WHAT THE EXERCISE ASKS: Copy out every one of the lines below word for word, leaving out the pictures.

Lines from a collection:
◇ ◇ ◇ ◇

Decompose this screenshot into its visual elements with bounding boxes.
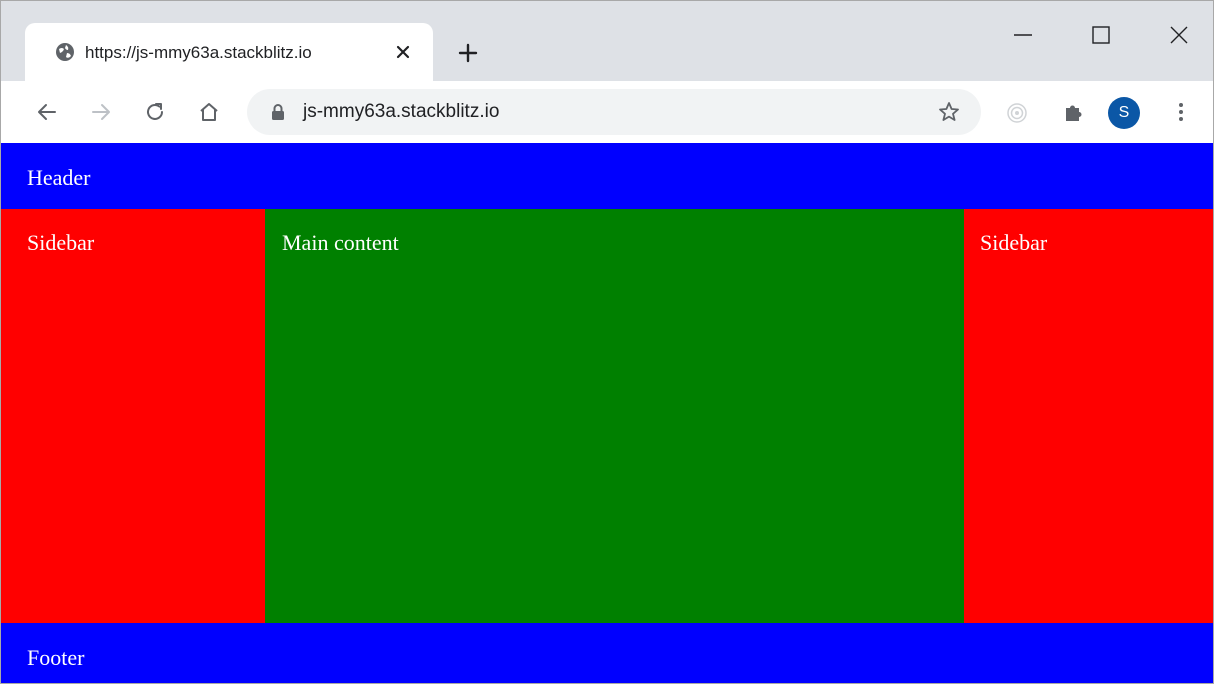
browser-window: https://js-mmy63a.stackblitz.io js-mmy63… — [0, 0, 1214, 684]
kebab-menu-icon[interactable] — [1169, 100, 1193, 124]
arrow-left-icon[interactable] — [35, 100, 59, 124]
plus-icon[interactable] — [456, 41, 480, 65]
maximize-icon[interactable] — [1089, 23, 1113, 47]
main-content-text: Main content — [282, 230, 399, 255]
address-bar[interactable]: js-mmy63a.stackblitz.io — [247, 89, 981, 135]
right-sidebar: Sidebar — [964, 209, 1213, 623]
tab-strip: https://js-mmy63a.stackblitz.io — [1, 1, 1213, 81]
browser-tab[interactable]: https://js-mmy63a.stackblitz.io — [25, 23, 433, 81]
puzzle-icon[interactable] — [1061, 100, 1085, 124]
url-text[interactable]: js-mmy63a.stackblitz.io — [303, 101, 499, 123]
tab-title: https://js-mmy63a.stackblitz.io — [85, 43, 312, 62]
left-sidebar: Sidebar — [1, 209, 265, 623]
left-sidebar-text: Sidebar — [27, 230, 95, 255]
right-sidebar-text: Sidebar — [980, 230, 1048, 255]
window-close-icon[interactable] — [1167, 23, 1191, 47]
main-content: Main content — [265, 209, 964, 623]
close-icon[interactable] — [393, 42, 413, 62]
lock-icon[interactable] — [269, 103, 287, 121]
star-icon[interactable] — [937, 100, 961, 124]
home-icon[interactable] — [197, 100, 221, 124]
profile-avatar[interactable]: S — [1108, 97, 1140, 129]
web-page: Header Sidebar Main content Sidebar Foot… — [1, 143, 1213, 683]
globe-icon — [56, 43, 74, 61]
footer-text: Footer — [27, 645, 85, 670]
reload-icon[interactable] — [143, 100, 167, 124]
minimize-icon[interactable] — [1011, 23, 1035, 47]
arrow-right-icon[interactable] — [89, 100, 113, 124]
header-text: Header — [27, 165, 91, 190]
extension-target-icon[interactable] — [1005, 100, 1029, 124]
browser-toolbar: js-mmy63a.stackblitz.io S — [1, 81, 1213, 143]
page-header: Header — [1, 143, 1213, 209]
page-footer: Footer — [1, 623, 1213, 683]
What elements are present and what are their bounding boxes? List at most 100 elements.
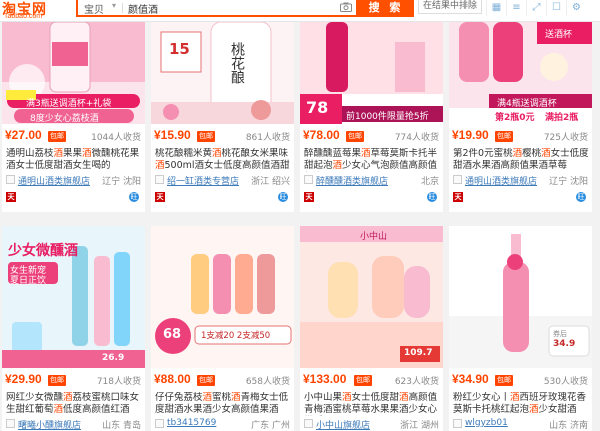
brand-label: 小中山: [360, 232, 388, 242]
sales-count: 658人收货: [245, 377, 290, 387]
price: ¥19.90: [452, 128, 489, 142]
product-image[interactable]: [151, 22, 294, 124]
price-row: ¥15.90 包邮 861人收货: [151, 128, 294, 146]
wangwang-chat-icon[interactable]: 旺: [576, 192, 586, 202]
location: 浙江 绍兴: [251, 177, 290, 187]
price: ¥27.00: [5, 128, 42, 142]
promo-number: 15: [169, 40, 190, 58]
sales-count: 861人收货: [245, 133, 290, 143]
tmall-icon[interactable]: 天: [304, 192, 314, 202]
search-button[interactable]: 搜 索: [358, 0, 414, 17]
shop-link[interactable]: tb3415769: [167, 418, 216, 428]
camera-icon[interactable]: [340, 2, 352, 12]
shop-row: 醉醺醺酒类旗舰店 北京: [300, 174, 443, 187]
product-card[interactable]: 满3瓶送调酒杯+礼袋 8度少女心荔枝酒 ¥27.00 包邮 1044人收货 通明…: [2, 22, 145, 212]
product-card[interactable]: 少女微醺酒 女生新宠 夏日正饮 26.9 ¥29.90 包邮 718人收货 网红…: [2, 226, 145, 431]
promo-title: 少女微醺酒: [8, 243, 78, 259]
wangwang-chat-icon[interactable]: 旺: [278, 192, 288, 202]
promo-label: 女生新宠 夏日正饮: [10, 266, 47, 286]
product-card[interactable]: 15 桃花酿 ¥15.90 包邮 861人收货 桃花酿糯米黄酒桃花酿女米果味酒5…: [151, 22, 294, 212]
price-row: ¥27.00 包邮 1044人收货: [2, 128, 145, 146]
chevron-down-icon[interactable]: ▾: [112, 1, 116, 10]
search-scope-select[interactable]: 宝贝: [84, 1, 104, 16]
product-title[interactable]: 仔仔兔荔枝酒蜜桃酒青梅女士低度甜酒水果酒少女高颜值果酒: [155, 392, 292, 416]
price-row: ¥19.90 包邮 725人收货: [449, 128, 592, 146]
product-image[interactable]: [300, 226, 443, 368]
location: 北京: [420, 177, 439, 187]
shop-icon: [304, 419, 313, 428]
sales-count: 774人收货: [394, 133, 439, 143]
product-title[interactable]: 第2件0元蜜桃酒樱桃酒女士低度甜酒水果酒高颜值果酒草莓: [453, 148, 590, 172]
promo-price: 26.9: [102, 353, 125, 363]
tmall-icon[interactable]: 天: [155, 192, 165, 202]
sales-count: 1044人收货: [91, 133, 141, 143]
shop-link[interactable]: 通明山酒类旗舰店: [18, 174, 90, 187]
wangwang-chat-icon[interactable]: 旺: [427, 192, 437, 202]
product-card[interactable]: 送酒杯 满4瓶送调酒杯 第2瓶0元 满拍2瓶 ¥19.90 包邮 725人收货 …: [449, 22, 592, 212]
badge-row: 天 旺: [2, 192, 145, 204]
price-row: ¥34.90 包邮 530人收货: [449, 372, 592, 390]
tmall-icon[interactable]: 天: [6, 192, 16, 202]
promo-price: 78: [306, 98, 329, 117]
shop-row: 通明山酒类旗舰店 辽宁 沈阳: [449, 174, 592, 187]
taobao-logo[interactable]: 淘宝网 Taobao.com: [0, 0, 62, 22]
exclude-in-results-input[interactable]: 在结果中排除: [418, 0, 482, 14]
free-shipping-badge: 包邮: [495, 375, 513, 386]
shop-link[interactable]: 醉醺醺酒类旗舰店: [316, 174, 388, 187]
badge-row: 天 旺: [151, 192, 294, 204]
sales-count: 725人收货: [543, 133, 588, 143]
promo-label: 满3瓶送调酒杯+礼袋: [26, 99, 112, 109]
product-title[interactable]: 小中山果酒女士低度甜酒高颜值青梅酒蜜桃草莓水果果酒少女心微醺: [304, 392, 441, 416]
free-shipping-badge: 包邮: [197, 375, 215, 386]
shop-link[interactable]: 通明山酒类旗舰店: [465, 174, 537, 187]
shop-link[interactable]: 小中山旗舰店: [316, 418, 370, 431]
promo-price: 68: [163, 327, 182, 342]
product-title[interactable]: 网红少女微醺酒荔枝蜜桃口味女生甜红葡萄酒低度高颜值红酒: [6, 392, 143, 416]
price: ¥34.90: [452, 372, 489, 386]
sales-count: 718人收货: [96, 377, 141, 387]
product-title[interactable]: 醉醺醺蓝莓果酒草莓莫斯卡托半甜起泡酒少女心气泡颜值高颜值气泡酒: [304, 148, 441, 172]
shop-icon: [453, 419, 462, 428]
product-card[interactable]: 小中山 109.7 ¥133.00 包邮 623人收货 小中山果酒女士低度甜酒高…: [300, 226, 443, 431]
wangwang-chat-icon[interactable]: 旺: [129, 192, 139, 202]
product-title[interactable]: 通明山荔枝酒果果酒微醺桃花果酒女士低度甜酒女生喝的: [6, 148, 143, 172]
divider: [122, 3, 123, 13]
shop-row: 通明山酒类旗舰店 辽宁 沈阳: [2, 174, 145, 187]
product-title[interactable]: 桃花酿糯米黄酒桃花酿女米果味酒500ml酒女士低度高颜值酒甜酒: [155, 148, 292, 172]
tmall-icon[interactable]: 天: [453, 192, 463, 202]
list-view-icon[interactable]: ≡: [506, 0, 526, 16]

◇ ◇ ◇ ◇

RESPONSE BELOW:
Decompose this screenshot into its visual elements with bounding boxes.
browser-window: https://js-mmy63a.stackblitz.io js-mmy63… — [0, 0, 1214, 684]
kebab-menu-icon[interactable] — [1169, 100, 1193, 124]
arrow-left-icon[interactable] — [35, 100, 59, 124]
plus-icon[interactable] — [456, 41, 480, 65]
maximize-icon[interactable] — [1089, 23, 1113, 47]
main-content-text: Main content — [282, 230, 399, 255]
address-bar[interactable]: js-mmy63a.stackblitz.io — [247, 89, 981, 135]
right-sidebar: Sidebar — [964, 209, 1213, 623]
tab-strip: https://js-mmy63a.stackblitz.io — [1, 1, 1213, 81]
browser-tab[interactable]: https://js-mmy63a.stackblitz.io — [25, 23, 433, 81]
puzzle-icon[interactable] — [1061, 100, 1085, 124]
url-text[interactable]: js-mmy63a.stackblitz.io — [303, 101, 499, 123]
tab-title: https://js-mmy63a.stackblitz.io — [85, 43, 312, 62]
left-sidebar: Sidebar — [1, 209, 265, 623]
left-sidebar-text: Sidebar — [27, 230, 95, 255]
right-sidebar-text: Sidebar — [980, 230, 1048, 255]
window-close-icon[interactable] — [1167, 23, 1191, 47]
main-content: Main content — [265, 209, 964, 623]
close-icon[interactable] — [393, 42, 413, 62]
lock-icon[interactable] — [269, 103, 287, 121]
star-icon[interactable] — [937, 100, 961, 124]
home-icon[interactable] — [197, 100, 221, 124]
profile-avatar[interactable]: S — [1108, 97, 1140, 129]
web-page: Header Sidebar Main content Sidebar Foot… — [1, 143, 1213, 683]
globe-icon — [56, 43, 74, 61]
footer-text: Footer — [27, 645, 85, 670]
reload-icon[interactable] — [143, 100, 167, 124]
minimize-icon[interactable] — [1011, 23, 1035, 47]
arrow-right-icon[interactable] — [89, 100, 113, 124]
header-text: Header — [27, 165, 91, 190]
extension-target-icon[interactable] — [1005, 100, 1029, 124]
browser-toolbar: js-mmy63a.stackblitz.io S — [1, 81, 1213, 143]
page-header: Header — [1, 143, 1213, 209]
page-footer: Footer — [1, 623, 1213, 683]
What elements are present and what are their bounding boxes? List at most 100 elements.
brand-label: 小中山: [360, 232, 388, 242]
sales-count: 658人收货: [245, 377, 290, 387]
price: ¥19.90: [452, 128, 489, 142]
product-image[interactable]: [151, 22, 294, 124]
price-row: ¥15.90 包邮 861人收货: [151, 128, 294, 146]
wangwang-chat-icon[interactable]: 旺: [576, 192, 586, 202]
location: 浙江 绍兴: [251, 177, 290, 187]
price: ¥27.00: [5, 128, 42, 142]
promo-number: 15: [169, 40, 190, 58]
sales-count: 861人收货: [245, 133, 290, 143]
tmall-icon[interactable]: 天: [304, 192, 314, 202]
search-button[interactable]: 搜 索: [358, 0, 414, 17]
shop-link[interactable]: tb3415769: [167, 418, 216, 428]
camera-icon[interactable]: [340, 2, 352, 12]
shop-row: 醉醺醺酒类旗舰店 北京: [300, 174, 443, 187]
product-card[interactable]: 满3瓶送调酒杯+礼袋 8度少女心荔枝酒 ¥27.00 包邮 1044人收货 通明…: [2, 22, 145, 212]
product-card[interactable]: 少女微醺酒 女生新宠 夏日正饮 26.9 ¥29.90 包邮 718人收货 网红…: [2, 226, 145, 431]
promo-title: 少女微醺酒: [8, 243, 78, 259]
wangwang-chat-icon[interactable]: 旺: [278, 192, 288, 202]
promo-label: 女生新宠 夏日正饮: [10, 266, 47, 286]
product-card[interactable]: 15 桃花酿 ¥15.90 包邮 861人收货 桃花酿糯米黄酒桃花酿女米果味酒5…: [151, 22, 294, 212]
price-row: ¥27.00 包邮 1044人收货: [2, 128, 145, 146]
chevron-down-icon[interactable]: ▾: [112, 1, 116, 10]
search-scope-select[interactable]: 宝贝: [84, 1, 104, 16]
product-title[interactable]: 仔仔兔荔枝酒蜜桃酒青梅女士低度甜酒水果酒少女高颜值果酒: [155, 392, 292, 416]
price-row: ¥19.90 包邮 725人收货: [449, 128, 592, 146]
product-image[interactable]: [300, 226, 443, 368]
location: 北京: [420, 177, 439, 187]
shop-icon: [304, 419, 313, 428]
sales-count: 774人收货: [394, 133, 439, 143]
product-title[interactable]: 第2件0元蜜桃酒樱桃酒女士低度甜酒水果酒高颜值果酒草莓: [453, 148, 590, 172]
promo-price: 26.9: [102, 353, 125, 363]
tmall-icon[interactable]: 天: [155, 192, 165, 202]
sales-count: 1044人收货: [91, 133, 141, 143]
shop-link[interactable]: 通明山酒类旗舰店: [18, 174, 90, 187]
wangwang-chat-icon[interactable]: 旺: [427, 192, 437, 202]
product-card[interactable]: 送酒杯 满4瓶送调酒杯 第2瓶0元 满拍2瓶 ¥19.90 包邮 725人收货 …: [449, 22, 592, 212]
badge-row: 天 旺: [2, 192, 145, 204]
price-row: ¥34.90 包邮 530人收货: [449, 372, 592, 390]
tmall-icon[interactable]: 天: [6, 192, 16, 202]
promo-price: 78: [306, 98, 329, 117]
shop-row: 通明山酒类旗舰店 辽宁 沈阳: [449, 174, 592, 187]
taobao-logo[interactable]: 淘宝网 Taobao.com: [0, 0, 62, 22]
exclude-in-results-input[interactable]: 在结果中排除: [418, 0, 482, 14]
free-shipping-badge: 包邮: [495, 375, 513, 386]
shop-link[interactable]: 醉醺醺酒类旗舰店: [316, 174, 388, 187]
badge-row: 天 旺: [151, 192, 294, 204]
sales-count: 725人收货: [543, 133, 588, 143]
promo-label: 满3瓶送调酒杯+礼袋: [26, 99, 112, 109]
product-title[interactable]: 小中山果酒女士低度甜酒高颜值青梅酒蜜桃草莓水果果酒少女心微醺: [304, 392, 441, 416]
free-shipping-badge: 包邮: [197, 375, 215, 386]
shop-link[interactable]: 通明山酒类旗舰店: [465, 174, 537, 187]
shop-link[interactable]: 小中山旗舰店: [316, 418, 370, 431]
promo-price: 68: [163, 327, 182, 342]
product-title[interactable]: 网红少女微醺酒荔枝蜜桃口味女生甜红葡萄酒低度高颜值红酒: [6, 392, 143, 416]
price: ¥34.90: [452, 372, 489, 386]
sales-count: 718人收货: [96, 377, 141, 387]
product-title[interactable]: 醉醺醺蓝莓果酒草莓莫斯卡托半甜起泡酒少女心气泡颜值高颜值气泡酒: [304, 148, 441, 172]
shop-icon: [453, 419, 462, 428]
product-card[interactable]: 小中山 109.7 ¥133.00 包邮 623人收货 小中山果酒女士低度甜酒高…: [300, 226, 443, 431]
wangwang-chat-icon[interactable]: 旺: [129, 192, 139, 202]
product-title[interactable]: 通明山荔枝酒果果酒微醺桃花果酒女士低度甜酒女生喝的: [6, 148, 143, 172]
divider: [122, 3, 123, 13]
shop-row: 通明山酒类旗舰店 辽宁 沈阳: [2, 174, 145, 187]
product-title[interactable]: 桃花酿糯米黄酒桃花酿女米果味酒500ml酒女士低度高颜值酒甜酒: [155, 148, 292, 172]
tmall-icon[interactable]: 天: [453, 192, 463, 202]
list-view-icon[interactable]: ≡: [506, 0, 526, 16]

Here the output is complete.